## [Record extracts]

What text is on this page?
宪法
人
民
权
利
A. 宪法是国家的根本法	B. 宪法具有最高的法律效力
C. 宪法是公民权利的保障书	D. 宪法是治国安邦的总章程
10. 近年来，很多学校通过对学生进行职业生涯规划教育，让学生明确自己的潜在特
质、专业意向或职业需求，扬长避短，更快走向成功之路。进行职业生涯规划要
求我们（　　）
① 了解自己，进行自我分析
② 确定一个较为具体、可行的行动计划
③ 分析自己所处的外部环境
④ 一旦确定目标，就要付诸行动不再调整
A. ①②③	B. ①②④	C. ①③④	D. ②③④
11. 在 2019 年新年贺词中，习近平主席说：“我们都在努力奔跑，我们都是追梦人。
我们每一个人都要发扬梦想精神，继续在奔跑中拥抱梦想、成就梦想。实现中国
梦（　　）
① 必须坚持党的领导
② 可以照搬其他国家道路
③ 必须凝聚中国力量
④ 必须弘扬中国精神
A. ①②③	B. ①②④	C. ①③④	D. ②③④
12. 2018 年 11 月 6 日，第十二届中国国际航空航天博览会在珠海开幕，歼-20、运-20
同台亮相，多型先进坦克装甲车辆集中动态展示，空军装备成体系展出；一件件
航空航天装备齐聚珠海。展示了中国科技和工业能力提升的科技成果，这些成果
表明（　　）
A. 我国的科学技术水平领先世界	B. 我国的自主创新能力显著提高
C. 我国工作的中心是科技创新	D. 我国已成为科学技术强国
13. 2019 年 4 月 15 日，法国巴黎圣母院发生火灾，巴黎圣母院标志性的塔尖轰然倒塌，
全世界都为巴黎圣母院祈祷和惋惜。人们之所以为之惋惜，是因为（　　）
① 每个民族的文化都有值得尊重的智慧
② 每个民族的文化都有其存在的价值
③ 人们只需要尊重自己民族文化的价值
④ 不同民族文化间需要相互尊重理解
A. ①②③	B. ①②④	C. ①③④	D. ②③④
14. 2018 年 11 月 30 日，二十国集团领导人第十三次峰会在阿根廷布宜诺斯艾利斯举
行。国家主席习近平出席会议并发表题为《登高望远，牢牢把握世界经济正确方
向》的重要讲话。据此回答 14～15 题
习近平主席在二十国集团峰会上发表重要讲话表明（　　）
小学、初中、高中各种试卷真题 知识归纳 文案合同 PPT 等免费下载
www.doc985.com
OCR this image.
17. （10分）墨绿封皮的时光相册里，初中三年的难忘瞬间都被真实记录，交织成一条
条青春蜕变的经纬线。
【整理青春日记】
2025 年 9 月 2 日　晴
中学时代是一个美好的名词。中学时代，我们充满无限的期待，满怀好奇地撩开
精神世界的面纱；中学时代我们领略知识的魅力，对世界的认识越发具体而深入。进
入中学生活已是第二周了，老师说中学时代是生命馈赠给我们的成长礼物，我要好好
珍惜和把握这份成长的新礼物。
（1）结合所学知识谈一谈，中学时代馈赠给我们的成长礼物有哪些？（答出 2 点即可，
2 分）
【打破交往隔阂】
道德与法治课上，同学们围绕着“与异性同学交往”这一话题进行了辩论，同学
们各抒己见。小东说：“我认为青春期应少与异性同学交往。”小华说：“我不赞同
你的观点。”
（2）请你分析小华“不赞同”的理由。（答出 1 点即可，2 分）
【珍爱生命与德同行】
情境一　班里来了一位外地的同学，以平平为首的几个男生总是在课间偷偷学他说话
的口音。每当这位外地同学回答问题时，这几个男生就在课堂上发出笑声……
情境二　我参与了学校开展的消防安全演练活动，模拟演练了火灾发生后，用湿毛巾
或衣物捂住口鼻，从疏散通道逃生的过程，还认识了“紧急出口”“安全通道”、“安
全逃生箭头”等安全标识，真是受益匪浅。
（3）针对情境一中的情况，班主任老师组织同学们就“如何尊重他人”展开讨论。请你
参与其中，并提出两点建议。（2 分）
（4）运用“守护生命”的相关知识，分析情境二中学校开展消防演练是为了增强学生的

## [What the task asks]
Copy all the lines above that hold the string "this".

## [The output]
What text is on this page?
OCR this image.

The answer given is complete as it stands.